┌────────

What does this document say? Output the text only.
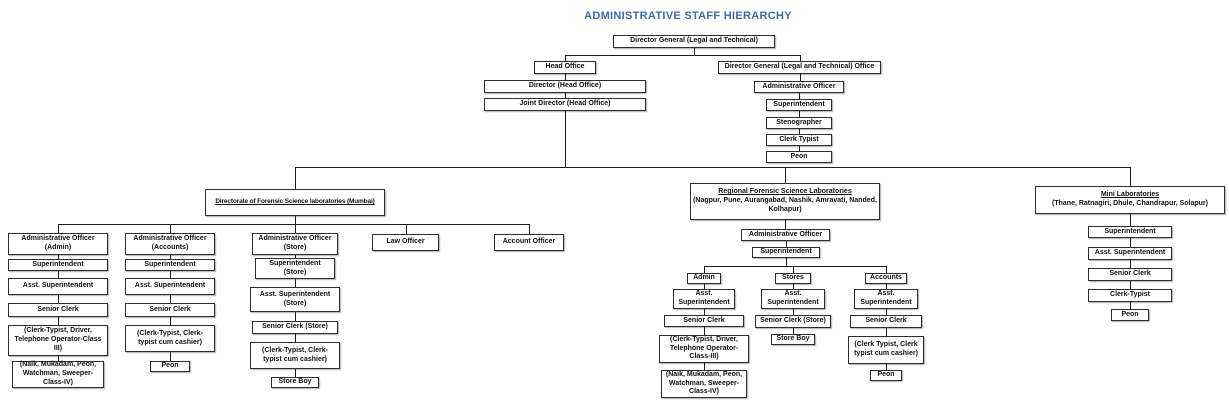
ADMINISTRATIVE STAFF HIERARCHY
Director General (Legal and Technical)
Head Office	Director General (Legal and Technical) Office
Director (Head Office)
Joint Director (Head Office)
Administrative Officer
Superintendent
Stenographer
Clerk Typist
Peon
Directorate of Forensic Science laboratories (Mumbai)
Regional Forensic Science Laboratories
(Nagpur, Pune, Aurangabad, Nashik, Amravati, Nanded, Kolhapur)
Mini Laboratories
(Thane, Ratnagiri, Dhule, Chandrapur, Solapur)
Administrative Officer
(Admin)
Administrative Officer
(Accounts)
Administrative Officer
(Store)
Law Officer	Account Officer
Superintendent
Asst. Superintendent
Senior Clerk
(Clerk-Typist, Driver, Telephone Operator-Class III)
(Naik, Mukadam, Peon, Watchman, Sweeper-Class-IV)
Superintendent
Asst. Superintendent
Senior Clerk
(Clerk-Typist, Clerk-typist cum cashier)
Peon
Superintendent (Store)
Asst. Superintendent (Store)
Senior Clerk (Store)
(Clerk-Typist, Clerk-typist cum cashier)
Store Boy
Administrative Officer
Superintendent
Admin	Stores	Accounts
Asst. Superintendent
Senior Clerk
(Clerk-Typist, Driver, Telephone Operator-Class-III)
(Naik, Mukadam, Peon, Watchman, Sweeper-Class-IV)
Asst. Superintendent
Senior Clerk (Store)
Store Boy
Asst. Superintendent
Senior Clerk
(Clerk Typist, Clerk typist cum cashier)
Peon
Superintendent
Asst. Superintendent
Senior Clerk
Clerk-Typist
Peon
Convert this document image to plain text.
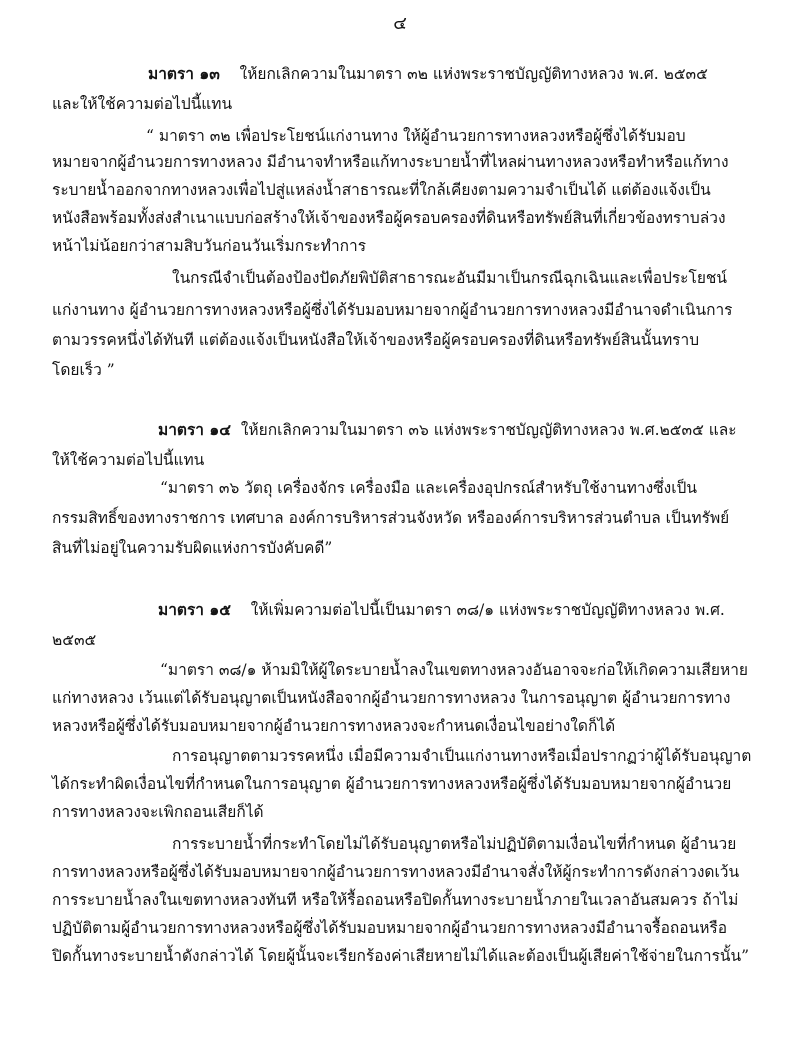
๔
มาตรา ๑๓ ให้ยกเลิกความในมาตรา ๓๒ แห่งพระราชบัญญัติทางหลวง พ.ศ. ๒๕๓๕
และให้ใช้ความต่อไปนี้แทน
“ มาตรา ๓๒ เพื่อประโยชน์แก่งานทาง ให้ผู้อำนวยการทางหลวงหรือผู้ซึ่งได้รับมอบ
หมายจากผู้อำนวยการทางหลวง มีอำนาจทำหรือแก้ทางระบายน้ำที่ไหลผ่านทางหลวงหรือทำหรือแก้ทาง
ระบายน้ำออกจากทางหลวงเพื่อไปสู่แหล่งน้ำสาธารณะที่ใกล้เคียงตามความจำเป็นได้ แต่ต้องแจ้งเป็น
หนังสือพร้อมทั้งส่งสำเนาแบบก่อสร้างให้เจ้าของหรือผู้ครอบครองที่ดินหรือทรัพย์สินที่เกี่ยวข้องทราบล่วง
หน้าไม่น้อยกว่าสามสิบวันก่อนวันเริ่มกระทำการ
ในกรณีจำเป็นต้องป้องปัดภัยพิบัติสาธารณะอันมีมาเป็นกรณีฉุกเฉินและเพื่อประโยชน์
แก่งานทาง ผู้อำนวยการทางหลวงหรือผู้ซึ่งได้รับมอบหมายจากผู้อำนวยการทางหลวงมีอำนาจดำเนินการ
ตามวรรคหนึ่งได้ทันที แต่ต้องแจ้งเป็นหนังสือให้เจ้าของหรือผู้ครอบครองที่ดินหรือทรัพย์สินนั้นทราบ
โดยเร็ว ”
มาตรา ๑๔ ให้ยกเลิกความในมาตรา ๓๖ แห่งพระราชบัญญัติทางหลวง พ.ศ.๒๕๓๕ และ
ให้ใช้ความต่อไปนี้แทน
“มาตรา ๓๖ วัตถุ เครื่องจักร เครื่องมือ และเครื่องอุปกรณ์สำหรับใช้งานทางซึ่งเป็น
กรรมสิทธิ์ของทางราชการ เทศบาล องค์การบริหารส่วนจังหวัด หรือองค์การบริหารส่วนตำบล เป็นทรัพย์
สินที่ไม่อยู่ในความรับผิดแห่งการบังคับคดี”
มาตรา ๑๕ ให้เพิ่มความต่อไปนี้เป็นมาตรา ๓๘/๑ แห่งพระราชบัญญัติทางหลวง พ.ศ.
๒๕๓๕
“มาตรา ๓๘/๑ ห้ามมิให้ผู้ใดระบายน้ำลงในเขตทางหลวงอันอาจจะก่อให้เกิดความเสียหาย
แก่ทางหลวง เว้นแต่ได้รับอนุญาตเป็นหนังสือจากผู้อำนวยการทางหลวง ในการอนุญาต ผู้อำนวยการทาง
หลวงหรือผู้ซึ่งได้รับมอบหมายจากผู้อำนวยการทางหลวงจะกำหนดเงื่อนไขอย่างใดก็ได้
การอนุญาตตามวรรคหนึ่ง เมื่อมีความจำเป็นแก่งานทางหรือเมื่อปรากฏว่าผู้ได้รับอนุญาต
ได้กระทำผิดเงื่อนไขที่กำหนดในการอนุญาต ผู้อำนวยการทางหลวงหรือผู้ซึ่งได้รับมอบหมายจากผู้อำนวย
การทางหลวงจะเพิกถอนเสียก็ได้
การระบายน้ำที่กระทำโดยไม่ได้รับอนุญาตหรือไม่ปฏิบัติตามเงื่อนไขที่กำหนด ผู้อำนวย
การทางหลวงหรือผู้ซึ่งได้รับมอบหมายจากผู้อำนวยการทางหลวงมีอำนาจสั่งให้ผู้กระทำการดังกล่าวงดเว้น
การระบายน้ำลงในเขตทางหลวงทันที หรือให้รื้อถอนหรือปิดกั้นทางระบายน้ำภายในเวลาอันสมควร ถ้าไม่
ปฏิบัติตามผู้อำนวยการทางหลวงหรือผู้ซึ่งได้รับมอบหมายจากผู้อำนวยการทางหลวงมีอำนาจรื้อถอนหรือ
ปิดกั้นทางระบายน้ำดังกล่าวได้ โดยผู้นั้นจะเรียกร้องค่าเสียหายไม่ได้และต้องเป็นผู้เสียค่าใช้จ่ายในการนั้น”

└────────
┌────────

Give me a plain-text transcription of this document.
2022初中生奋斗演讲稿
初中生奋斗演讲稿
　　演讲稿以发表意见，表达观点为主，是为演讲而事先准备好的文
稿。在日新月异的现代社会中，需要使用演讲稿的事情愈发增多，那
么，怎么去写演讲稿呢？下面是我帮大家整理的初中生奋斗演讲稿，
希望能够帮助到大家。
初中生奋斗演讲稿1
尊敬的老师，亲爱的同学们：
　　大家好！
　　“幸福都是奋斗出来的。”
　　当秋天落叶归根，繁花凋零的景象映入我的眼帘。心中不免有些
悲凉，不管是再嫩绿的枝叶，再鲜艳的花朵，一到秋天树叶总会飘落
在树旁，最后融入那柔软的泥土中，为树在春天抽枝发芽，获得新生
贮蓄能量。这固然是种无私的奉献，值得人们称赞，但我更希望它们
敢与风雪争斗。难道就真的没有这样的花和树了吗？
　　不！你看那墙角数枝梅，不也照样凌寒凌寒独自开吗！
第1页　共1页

└────────

§ **Given task**:
Using the records above, pull out each line where the word "Typist" occurs.

§ **Final result**:
Clerk Typist
(Clerk-Typist, Driver, Telephone Operator-Class III)
(Clerk-Typist, Clerk-typist cum cashier)
(Clerk-Typist, Clerk-typist cum cashier)
(Clerk-Typist, Driver, Telephone Operator-Class-III)
(Clerk Typist, Clerk typist cum cashier)
Clerk-Typist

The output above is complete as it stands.